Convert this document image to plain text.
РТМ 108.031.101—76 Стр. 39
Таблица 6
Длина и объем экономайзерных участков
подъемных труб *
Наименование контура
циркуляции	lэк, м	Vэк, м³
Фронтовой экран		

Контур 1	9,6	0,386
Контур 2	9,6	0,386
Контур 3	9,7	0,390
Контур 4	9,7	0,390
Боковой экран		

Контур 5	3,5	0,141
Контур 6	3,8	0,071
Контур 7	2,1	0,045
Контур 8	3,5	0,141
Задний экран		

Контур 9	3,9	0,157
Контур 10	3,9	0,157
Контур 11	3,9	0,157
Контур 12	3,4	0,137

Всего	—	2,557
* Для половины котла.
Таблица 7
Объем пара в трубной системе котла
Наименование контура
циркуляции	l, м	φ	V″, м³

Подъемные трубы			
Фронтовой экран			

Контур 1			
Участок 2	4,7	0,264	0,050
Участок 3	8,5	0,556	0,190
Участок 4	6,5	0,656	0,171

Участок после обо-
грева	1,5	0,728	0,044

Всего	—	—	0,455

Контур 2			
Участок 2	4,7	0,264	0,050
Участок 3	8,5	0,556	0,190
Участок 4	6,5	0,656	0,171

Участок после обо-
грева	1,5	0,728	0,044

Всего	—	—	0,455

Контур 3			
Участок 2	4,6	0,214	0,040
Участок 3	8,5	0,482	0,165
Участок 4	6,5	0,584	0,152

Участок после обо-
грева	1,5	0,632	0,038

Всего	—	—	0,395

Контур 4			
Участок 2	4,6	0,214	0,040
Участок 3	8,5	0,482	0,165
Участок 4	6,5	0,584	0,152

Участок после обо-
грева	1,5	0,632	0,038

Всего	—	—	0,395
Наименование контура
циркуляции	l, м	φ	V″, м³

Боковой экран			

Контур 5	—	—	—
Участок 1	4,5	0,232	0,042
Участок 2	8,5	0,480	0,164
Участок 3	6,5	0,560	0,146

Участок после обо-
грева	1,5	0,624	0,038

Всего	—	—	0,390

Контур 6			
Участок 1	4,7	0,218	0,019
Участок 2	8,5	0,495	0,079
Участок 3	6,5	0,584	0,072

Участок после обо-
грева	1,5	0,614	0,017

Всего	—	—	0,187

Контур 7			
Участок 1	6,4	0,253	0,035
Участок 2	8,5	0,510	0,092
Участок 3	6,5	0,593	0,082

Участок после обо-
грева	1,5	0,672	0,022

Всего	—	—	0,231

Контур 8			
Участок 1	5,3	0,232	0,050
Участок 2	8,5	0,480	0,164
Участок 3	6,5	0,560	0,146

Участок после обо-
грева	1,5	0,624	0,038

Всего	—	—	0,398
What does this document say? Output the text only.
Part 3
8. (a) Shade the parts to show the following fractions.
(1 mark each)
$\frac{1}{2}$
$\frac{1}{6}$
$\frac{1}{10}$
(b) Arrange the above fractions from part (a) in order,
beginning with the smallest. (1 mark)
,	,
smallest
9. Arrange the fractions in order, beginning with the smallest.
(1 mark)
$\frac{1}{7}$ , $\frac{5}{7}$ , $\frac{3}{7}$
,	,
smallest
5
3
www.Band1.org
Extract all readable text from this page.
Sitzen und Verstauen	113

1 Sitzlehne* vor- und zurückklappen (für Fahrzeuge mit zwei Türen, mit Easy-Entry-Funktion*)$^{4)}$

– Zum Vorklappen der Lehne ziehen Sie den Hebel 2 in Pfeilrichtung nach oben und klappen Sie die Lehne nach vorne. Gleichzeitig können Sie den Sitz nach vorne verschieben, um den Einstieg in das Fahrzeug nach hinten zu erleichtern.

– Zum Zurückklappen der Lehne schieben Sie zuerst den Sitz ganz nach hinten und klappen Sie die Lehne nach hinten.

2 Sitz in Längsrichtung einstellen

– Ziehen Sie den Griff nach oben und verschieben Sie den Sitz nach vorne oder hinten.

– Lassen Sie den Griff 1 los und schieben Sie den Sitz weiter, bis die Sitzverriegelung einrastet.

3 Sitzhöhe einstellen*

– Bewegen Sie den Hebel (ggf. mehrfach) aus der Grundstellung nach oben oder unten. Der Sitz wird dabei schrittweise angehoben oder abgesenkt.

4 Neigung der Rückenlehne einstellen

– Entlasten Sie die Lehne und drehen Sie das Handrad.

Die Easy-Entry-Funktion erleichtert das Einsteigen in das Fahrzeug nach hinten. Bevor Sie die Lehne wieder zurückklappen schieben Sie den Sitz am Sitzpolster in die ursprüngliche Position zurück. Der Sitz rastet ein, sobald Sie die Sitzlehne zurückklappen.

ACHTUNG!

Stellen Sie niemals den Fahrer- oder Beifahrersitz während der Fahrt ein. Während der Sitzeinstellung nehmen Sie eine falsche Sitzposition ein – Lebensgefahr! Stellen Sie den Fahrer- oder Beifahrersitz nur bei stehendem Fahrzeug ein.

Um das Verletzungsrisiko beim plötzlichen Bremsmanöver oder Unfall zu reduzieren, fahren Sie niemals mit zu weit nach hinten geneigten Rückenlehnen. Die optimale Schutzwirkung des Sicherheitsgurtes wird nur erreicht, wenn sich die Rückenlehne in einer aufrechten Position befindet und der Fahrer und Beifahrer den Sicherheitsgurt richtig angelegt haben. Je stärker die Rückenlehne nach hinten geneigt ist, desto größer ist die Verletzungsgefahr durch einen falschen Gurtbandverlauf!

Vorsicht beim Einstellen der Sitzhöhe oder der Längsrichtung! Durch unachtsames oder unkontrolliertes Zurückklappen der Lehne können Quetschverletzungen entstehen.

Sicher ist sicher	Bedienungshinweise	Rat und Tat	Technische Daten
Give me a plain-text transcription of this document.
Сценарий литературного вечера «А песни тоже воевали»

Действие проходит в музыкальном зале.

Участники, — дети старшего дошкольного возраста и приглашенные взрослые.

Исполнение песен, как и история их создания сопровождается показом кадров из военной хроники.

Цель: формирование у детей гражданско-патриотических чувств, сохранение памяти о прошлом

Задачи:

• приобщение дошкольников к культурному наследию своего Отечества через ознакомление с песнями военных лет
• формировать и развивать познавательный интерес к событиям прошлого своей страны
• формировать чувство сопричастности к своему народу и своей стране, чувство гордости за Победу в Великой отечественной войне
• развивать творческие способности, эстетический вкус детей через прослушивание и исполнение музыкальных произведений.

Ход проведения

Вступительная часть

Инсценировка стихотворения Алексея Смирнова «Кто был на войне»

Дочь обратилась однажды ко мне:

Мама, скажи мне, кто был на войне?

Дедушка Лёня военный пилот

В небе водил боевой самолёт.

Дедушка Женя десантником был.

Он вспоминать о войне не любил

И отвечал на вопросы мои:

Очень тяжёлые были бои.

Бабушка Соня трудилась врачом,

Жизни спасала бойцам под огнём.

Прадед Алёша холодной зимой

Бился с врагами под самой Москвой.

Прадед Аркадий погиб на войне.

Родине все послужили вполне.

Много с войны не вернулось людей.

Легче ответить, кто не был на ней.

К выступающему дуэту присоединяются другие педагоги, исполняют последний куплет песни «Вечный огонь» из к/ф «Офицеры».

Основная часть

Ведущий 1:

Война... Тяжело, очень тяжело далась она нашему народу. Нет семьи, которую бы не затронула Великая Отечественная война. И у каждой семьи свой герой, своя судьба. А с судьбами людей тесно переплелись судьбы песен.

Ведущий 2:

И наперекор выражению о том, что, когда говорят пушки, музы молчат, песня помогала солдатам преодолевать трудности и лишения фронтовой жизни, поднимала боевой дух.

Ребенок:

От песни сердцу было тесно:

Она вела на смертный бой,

______

— GIVEN INSTRUCTION —
Each entry above is to be set down again in exactly the same words.

— TASK SOLUTION —
Convert this document image to plain text.
РТМ 108.031.101—76 Стр. 39
Таблица 6
Длина и объем экономайзерных участков
подъемных труб *
Наименование контура
циркуляции	lэк, м	Vэк, м³
Фронтовой экран		

Контур 1	9,6	0,386
Контур 2	9,6	0,386
Контур 3	9,7	0,390
Контур 4	9,7	0,390
Боковой экран		

Контур 5	3,5	0,141
Контур 6	3,8	0,071
Контур 7	2,1	0,045
Контур 8	3,5	0,141
Задний экран		

Контур 9	3,9	0,157
Контур 10	3,9	0,157
Контур 11	3,9	0,157
Контур 12	3,4	0,137

Всего	—	2,557
* Для половины котла.
Таблица 7
Объем пара в трубной системе котла
Наименование контура
циркуляции	l, м	φ	V″, м³

Подъемные трубы			
Фронтовой экран			

Контур 1			
Участок 2	4,7	0,264	0,050
Участок 3	8,5	0,556	0,190
Участок 4	6,5	0,656	0,171

Участок после обо-
грева	1,5	0,728	0,044

Всего	—	—	0,455

Контур 2			
Участок 2	4,7	0,264	0,050
Участок 3	8,5	0,556	0,190
Участок 4	6,5	0,656	0,171

Участок после обо-
грева	1,5	0,728	0,044

Всего	—	—	0,455

Контур 3			
Участок 2	4,6	0,214	0,040
Участок 3	8,5	0,482	0,165
Участок 4	6,5	0,584	0,152

Участок после обо-
грева	1,5	0,632	0,038

Всего	—	—	0,395

Контур 4			
Участок 2	4,6	0,214	0,040
Участок 3	8,5	0,482	0,165
Участок 4	6,5	0,584	0,152

Участок после обо-
грева	1,5	0,632	0,038

Всего	—	—	0,395
Наименование контура
циркуляции	l, м	φ	V″, м³

Боковой экран			

Контур 5	—	—	—
Участок 1	4,5	0,232	0,042
Участок 2	8,5	0,480	0,164
Участок 3	6,5	0,560	0,146

Участок после обо-
грева	1,5	0,624	0,038

Всего	—	—	0,390

Контур 6			
Участок 1	4,7	0,218	0,019
Участок 2	8,5	0,495	0,079
Участок 3	6,5	0,584	0,072

Участок после обо-
грева	1,5	0,614	0,017

Всего	—	—	0,187

Контур 7			
Участок 1	6,4	0,253	0,035
Участок 2	8,5	0,510	0,092
Участок 3	6,5	0,593	0,082

Участок после обо-
грева	1,5	0,672	0,022

Всего	—	—	0,231

Контур 8			
Участок 1	5,3	0,232	0,050
Участок 2	8,5	0,480	0,164
Участок 3	6,5	0,560	0,146

Участок после обо-
грева	1,5	0,624	0,038

Всего	—	—	0,398
What does this document say? Output the text only.
Part 3
8. (a) Shade the parts to show the following fractions.
(1 mark each)
$\frac{1}{2}$
$\frac{1}{6}$
$\frac{1}{10}$
(b) Arrange the above fractions from part (a) in order,
beginning with the smallest. (1 mark)
,	,
smallest
9. Arrange the fractions in order, beginning with the smallest.
(1 mark)
$\frac{1}{7}$ , $\frac{5}{7}$ , $\frac{3}{7}$
,	,
smallest
5
3
www.Band1.org
Extract all readable text from this page.
Sitzen und Verstauen	113

1 Sitzlehne* vor- und zurückklappen (für Fahrzeuge mit zwei Türen, mit Easy-Entry-Funktion*)$^{4)}$

– Zum Vorklappen der Lehne ziehen Sie den Hebel 2 in Pfeilrichtung nach oben und klappen Sie die Lehne nach vorne. Gleichzeitig können Sie den Sitz nach vorne verschieben, um den Einstieg in das Fahrzeug nach hinten zu erleichtern.

– Zum Zurückklappen der Lehne schieben Sie zuerst den Sitz ganz nach hinten und klappen Sie die Lehne nach hinten.

2 Sitz in Längsrichtung einstellen

– Ziehen Sie den Griff nach oben und verschieben Sie den Sitz nach vorne oder hinten.

– Lassen Sie den Griff 1 los und schieben Sie den Sitz weiter, bis die Sitzverriegelung einrastet.

3 Sitzhöhe einstellen*

– Bewegen Sie den Hebel (ggf. mehrfach) aus der Grundstellung nach oben oder unten. Der Sitz wird dabei schrittweise angehoben oder abgesenkt.

4 Neigung der Rückenlehne einstellen

– Entlasten Sie die Lehne und drehen Sie das Handrad.

Die Easy-Entry-Funktion erleichtert das Einsteigen in das Fahrzeug nach hinten. Bevor Sie die Lehne wieder zurückklappen schieben Sie den Sitz am Sitzpolster in die ursprüngliche Position zurück. Der Sitz rastet ein, sobald Sie die Sitzlehne zurückklappen.

ACHTUNG!

Stellen Sie niemals den Fahrer- oder Beifahrersitz während der Fahrt ein. Während der Sitzeinstellung nehmen Sie eine falsche Sitzposition ein – Lebensgefahr! Stellen Sie den Fahrer- oder Beifahrersitz nur bei stehendem Fahrzeug ein.

Um das Verletzungsrisiko beim plötzlichen Bremsmanöver oder Unfall zu reduzieren, fahren Sie niemals mit zu weit nach hinten geneigten Rückenlehnen. Die optimale Schutzwirkung des Sicherheitsgurtes wird nur erreicht, wenn sich die Rückenlehne in einer aufrechten Position befindet und der Fahrer und Beifahrer den Sicherheitsgurt richtig angelegt haben. Je stärker die Rückenlehne nach hinten geneigt ist, desto größer ist die Verletzungsgefahr durch einen falschen Gurtbandverlauf!

Vorsicht beim Einstellen der Sitzhöhe oder der Längsrichtung! Durch unachtsames oder unkontrolliertes Zurückklappen der Lehne können Quetschverletzungen entstehen.

Sicher ist sicher	Bedienungshinweise	Rat und Tat	Technische Daten
Give me a plain-text transcription of this document.
Сценарий литературного вечера «А песни тоже воевали»

Действие проходит в музыкальном зале.

Участники, — дети старшего дошкольного возраста и приглашенные взрослые.

Исполнение песен, как и история их создания сопровождается показом кадров из военной хроники.

Цель: формирование у детей гражданско-патриотических чувств, сохранение памяти о прошлом

Задачи:

• приобщение дошкольников к культурному наследию своего Отечества через ознакомление с песнями военных лет
• формировать и развивать познавательный интерес к событиям прошлого своей страны
• формировать чувство сопричастности к своему народу и своей стране, чувство гордости за Победу в Великой отечественной войне
• развивать творческие способности, эстетический вкус детей через прослушивание и исполнение музыкальных произведений.

Ход проведения

Вступительная часть

Инсценировка стихотворения Алексея Смирнова «Кто был на войне»

Дочь обратилась однажды ко мне:

Мама, скажи мне, кто был на войне?

Дедушка Лёня военный пилот

В небе водил боевой самолёт.

Дедушка Женя десантником был.

Он вспоминать о войне не любил

И отвечал на вопросы мои:

Очень тяжёлые были бои.

Бабушка Соня трудилась врачом,

Жизни спасала бойцам под огнём.

Прадед Алёша холодной зимой

Бился с врагами под самой Москвой.

Прадед Аркадий погиб на войне.

Родине все послужили вполне.

Много с войны не вернулось людей.

Легче ответить, кто не был на ней.

К выступающему дуэту присоединяются другие педагоги, исполняют последний куплет песни «Вечный огонь» из к/ф «Офицеры».

Основная часть

Ведущий 1:

Война... Тяжело, очень тяжело далась она нашему народу. Нет семьи, которую бы не затронула Великая Отечественная война. И у каждой семьи свой герой, своя судьба. А с судьбами людей тесно переплелись судьбы песен.

Ведущий 2:

И наперекор выражению о том, что, когда говорят пушки, музы молчат, песня помогала солдатам преодолевать трудности и лишения фронтовой жизни, поднимала боевой дух.

Ребенок:

От песни сердцу было тесно:

Она вела на смертный бой,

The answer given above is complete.